== RECORDS FOR THIS EXERCISE ==
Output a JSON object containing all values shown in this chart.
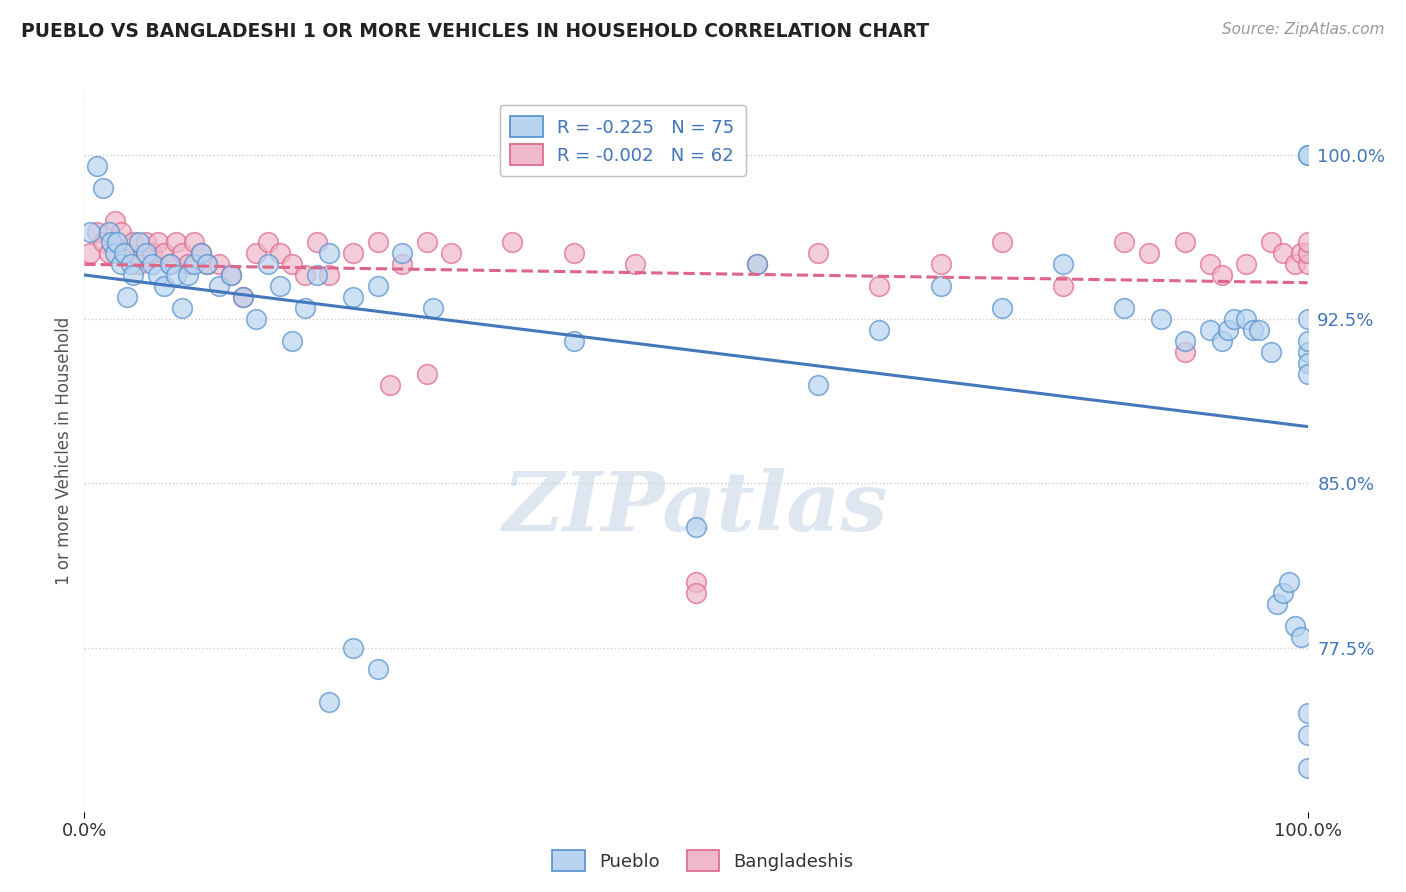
{
  "title": "PUEBLO VS BANGLADESHI 1 OR MORE VEHICLES IN HOUSEHOLD CORRELATION CHART",
  "source": "Source: ZipAtlas.com",
  "ylabel": "1 or more Vehicles in Household",
  "ytick_values": [
    77.5,
    85.0,
    92.5,
    100.0
  ],
  "legend_entry1": "R = -0.225   N = 75",
  "legend_entry2": "R = -0.002   N = 62",
  "legend_label1": "Pueblo",
  "legend_label2": "Bangladeshis",
  "pueblo_color": "#b8d4f0",
  "bangladeshi_color": "#f0b8cc",
  "pueblo_edge_color": "#5590cc",
  "bangladeshi_edge_color": "#dd6688",
  "pueblo_line_color": "#4477bb",
  "bangladeshi_line_color": "#dd6688",
  "watermark_text": "ZIPatlas",
  "watermark_color": "#c8d8e8",
  "background_color": "#ffffff",
  "xlim": [
    0,
    100
  ],
  "ylim": [
    70,
    103
  ],
  "pueblo_x": [
    0.5,
    1.0,
    1.5,
    2.0,
    2.2,
    2.5,
    2.7,
    3.0,
    3.2,
    3.5,
    3.8,
    4.0,
    4.5,
    5.0,
    5.5,
    6.0,
    6.5,
    7.0,
    7.5,
    8.0,
    8.5,
    9.0,
    9.5,
    10.0,
    11.0,
    12.0,
    13.0,
    14.0,
    15.0,
    16.0,
    17.0,
    18.0,
    19.0,
    20.0,
    22.0,
    24.0,
    26.0,
    28.5,
    40.0,
    50.0,
    55.0,
    60.0,
    65.0,
    70.0,
    75.0,
    80.0,
    85.0,
    88.0,
    90.0,
    92.0,
    93.0,
    93.5,
    94.0,
    95.0,
    95.5,
    96.0,
    97.0,
    97.5,
    98.0,
    98.5,
    99.0,
    99.5,
    100.0,
    100.0,
    100.0,
    100.0,
    100.0,
    100.0,
    100.0,
    100.0,
    100.0,
    100.0,
    20.0,
    22.0,
    24.0
  ],
  "pueblo_y": [
    96.5,
    99.5,
    98.5,
    96.5,
    96.0,
    95.5,
    96.0,
    95.0,
    95.5,
    93.5,
    95.0,
    94.5,
    96.0,
    95.5,
    95.0,
    94.5,
    94.0,
    95.0,
    94.5,
    93.0,
    94.5,
    95.0,
    95.5,
    95.0,
    94.0,
    94.5,
    93.5,
    92.5,
    95.0,
    94.0,
    91.5,
    93.0,
    94.5,
    95.5,
    93.5,
    94.0,
    95.5,
    93.0,
    91.5,
    83.0,
    95.0,
    89.5,
    92.0,
    94.0,
    93.0,
    95.0,
    93.0,
    92.5,
    91.5,
    92.0,
    91.5,
    92.0,
    92.5,
    92.5,
    92.0,
    92.0,
    91.0,
    79.5,
    80.0,
    80.5,
    78.5,
    78.0,
    100.0,
    100.0,
    92.5,
    91.0,
    91.5,
    90.5,
    90.0,
    74.5,
    72.0,
    73.5,
    75.0,
    77.5,
    76.5
  ],
  "bangladeshi_x": [
    0.5,
    1.0,
    1.5,
    2.0,
    2.5,
    3.0,
    3.5,
    4.0,
    4.5,
    5.0,
    5.5,
    6.0,
    6.5,
    7.0,
    7.5,
    8.0,
    8.5,
    9.0,
    9.5,
    10.0,
    11.0,
    12.0,
    13.0,
    14.0,
    15.0,
    16.0,
    17.0,
    18.0,
    19.0,
    20.0,
    22.0,
    24.0,
    26.0,
    28.0,
    30.0,
    35.0,
    40.0,
    45.0,
    50.0,
    55.0,
    60.0,
    65.0,
    70.0,
    75.0,
    80.0,
    85.0,
    87.0,
    90.0,
    92.0,
    93.0,
    95.0,
    97.0,
    98.0,
    99.0,
    99.5,
    100.0,
    100.0,
    100.0,
    25.0,
    28.0,
    50.0,
    90.0
  ],
  "bangladeshi_y": [
    95.5,
    96.5,
    96.0,
    95.5,
    97.0,
    96.5,
    95.5,
    96.0,
    95.0,
    96.0,
    95.5,
    96.0,
    95.5,
    95.0,
    96.0,
    95.5,
    95.0,
    96.0,
    95.5,
    95.0,
    95.0,
    94.5,
    93.5,
    95.5,
    96.0,
    95.5,
    95.0,
    94.5,
    96.0,
    94.5,
    95.5,
    96.0,
    95.0,
    96.0,
    95.5,
    96.0,
    95.5,
    95.0,
    80.5,
    95.0,
    95.5,
    94.0,
    95.0,
    96.0,
    94.0,
    96.0,
    95.5,
    96.0,
    95.0,
    94.5,
    95.0,
    96.0,
    95.5,
    95.0,
    95.5,
    95.0,
    95.5,
    96.0,
    89.5,
    90.0,
    80.0,
    91.0
  ]
}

== EXERCISE DESCRIPTION ==
Transcribe the records verbatim and omit the images.

== ANSWER TO THE PROBLEM ==
Output a JSON object containing all values shown in this chart.
{
  "title": "PUEBLO VS BANGLADESHI 1 OR MORE VEHICLES IN HOUSEHOLD CORRELATION CHART",
  "source": "Source: ZipAtlas.com",
  "ylabel": "1 or more Vehicles in Household",
  "ytick_values": [
    77.5,
    85.0,
    92.5,
    100.0
  ],
  "legend_entry1": "R = -0.225   N = 75",
  "legend_entry2": "R = -0.002   N = 62",
  "legend_label1": "Pueblo",
  "legend_label2": "Bangladeshis",
  "pueblo_color": "#b8d4f0",
  "bangladeshi_color": "#f0b8cc",
  "pueblo_edge_color": "#5590cc",
  "bangladeshi_edge_color": "#dd6688",
  "pueblo_line_color": "#4477bb",
  "bangladeshi_line_color": "#dd6688",
  "watermark_text": "ZIPatlas",
  "watermark_color": "#c8d8e8",
  "background_color": "#ffffff",
  "xlim": [
    0,
    100
  ],
  "ylim": [
    70,
    103
  ],
  "pueblo_x": [
    0.5,
    1.0,
    1.5,
    2.0,
    2.2,
    2.5,
    2.7,
    3.0,
    3.2,
    3.5,
    3.8,
    4.0,
    4.5,
    5.0,
    5.5,
    6.0,
    6.5,
    7.0,
    7.5,
    8.0,
    8.5,
    9.0,
    9.5,
    10.0,
    11.0,
    12.0,
    13.0,
    14.0,
    15.0,
    16.0,
    17.0,
    18.0,
    19.0,
    20.0,
    22.0,
    24.0,
    26.0,
    28.5,
    40.0,
    50.0,
    55.0,
    60.0,
    65.0,
    70.0,
    75.0,
    80.0,
    85.0,
    88.0,
    90.0,
    92.0,
    93.0,
    93.5,
    94.0,
    95.0,
    95.5,
    96.0,
    97.0,
    97.5,
    98.0,
    98.5,
    99.0,
    99.5,
    100.0,
    100.0,
    100.0,
    100.0,
    100.0,
    100.0,
    100.0,
    100.0,
    100.0,
    100.0,
    20.0,
    22.0,
    24.0
  ],
  "pueblo_y": [
    96.5,
    99.5,
    98.5,
    96.5,
    96.0,
    95.5,
    96.0,
    95.0,
    95.5,
    93.5,
    95.0,
    94.5,
    96.0,
    95.5,
    95.0,
    94.5,
    94.0,
    95.0,
    94.5,
    93.0,
    94.5,
    95.0,
    95.5,
    95.0,
    94.0,
    94.5,
    93.5,
    92.5,
    95.0,
    94.0,
    91.5,
    93.0,
    94.5,
    95.5,
    93.5,
    94.0,
    95.5,
    93.0,
    91.5,
    83.0,
    95.0,
    89.5,
    92.0,
    94.0,
    93.0,
    95.0,
    93.0,
    92.5,
    91.5,
    92.0,
    91.5,
    92.0,
    92.5,
    92.5,
    92.0,
    92.0,
    91.0,
    79.5,
    80.0,
    80.5,
    78.5,
    78.0,
    100.0,
    100.0,
    92.5,
    91.0,
    91.5,
    90.5,
    90.0,
    74.5,
    72.0,
    73.5,
    75.0,
    77.5,
    76.5
  ],
  "bangladeshi_x": [
    0.5,
    1.0,
    1.5,
    2.0,
    2.5,
    3.0,
    3.5,
    4.0,
    4.5,
    5.0,
    5.5,
    6.0,
    6.5,
    7.0,
    7.5,
    8.0,
    8.5,
    9.0,
    9.5,
    10.0,
    11.0,
    12.0,
    13.0,
    14.0,
    15.0,
    16.0,
    17.0,
    18.0,
    19.0,
    20.0,
    22.0,
    24.0,
    26.0,
    28.0,
    30.0,
    35.0,
    40.0,
    45.0,
    50.0,
    55.0,
    60.0,
    65.0,
    70.0,
    75.0,
    80.0,
    85.0,
    87.0,
    90.0,
    92.0,
    93.0,
    95.0,
    97.0,
    98.0,
    99.0,
    99.5,
    100.0,
    100.0,
    100.0,
    25.0,
    28.0,
    50.0,
    90.0
  ],
  "bangladeshi_y": [
    95.5,
    96.5,
    96.0,
    95.5,
    97.0,
    96.5,
    95.5,
    96.0,
    95.0,
    96.0,
    95.5,
    96.0,
    95.5,
    95.0,
    96.0,
    95.5,
    95.0,
    96.0,
    95.5,
    95.0,
    95.0,
    94.5,
    93.5,
    95.5,
    96.0,
    95.5,
    95.0,
    94.5,
    96.0,
    94.5,
    95.5,
    96.0,
    95.0,
    96.0,
    95.5,
    96.0,
    95.5,
    95.0,
    80.5,
    95.0,
    95.5,
    94.0,
    95.0,
    96.0,
    94.0,
    96.0,
    95.5,
    96.0,
    95.0,
    94.5,
    95.0,
    96.0,
    95.5,
    95.0,
    95.5,
    95.0,
    95.5,
    96.0,
    89.5,
    90.0,
    80.0,
    91.0
  ]
}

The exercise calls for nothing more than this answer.